What to do: Make an exact copy of the lines below.

Exercise input:
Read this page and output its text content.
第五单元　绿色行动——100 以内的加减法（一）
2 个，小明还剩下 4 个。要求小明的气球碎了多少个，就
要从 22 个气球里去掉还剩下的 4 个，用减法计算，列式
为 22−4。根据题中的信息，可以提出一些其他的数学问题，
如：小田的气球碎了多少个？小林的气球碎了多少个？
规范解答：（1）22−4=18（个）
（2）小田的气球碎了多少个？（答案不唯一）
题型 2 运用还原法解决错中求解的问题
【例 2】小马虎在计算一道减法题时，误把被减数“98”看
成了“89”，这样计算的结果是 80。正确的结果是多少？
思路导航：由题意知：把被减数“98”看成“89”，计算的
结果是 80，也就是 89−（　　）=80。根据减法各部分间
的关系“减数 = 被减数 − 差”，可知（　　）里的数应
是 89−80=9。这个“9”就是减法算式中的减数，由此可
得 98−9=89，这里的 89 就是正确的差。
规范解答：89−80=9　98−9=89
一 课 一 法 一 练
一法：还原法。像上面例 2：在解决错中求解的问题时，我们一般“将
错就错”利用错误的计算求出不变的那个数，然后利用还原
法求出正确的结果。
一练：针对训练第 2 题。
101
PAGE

Solved problem:
Read this page and output its text content.
第五单元　绿色行动——100 以内的加减法（一）
2 个，小明还剩下 4 个。要求小明的气球碎了多少个，就
要从 22 个气球里去掉还剩下的 4 个，用减法计算，列式
为 22−4。根据题中的信息，可以提出一些其他的数学问题，
如：小田的气球碎了多少个？小林的气球碎了多少个？
规范解答：（1）22−4=18（个）
（2）小田的气球碎了多少个？（答案不唯一）
题型 2 运用还原法解决错中求解的问题
【例 2】小马虎在计算一道减法题时，误把被减数“98”看
成了“89”，这样计算的结果是 80。正确的结果是多少？
思路导航：由题意知：把被减数“98”看成“89”，计算的
结果是 80，也就是 89−（　　）=80。根据减法各部分间
的关系“减数 = 被减数 − 差”，可知（　　）里的数应
是 89−80=9。这个“9”就是减法算式中的减数，由此可
得 98−9=89，这里的 89 就是正确的差。
规范解答：89−80=9　98−9=89
一 课 一 法 一 练
一法：还原法。像上面例 2：在解决错中求解的问题时，我们一般“将
错就错”利用错误的计算求出不变的那个数，然后利用还原
法求出正确的结果。
一练：针对训练第 2 题。
101
PAGE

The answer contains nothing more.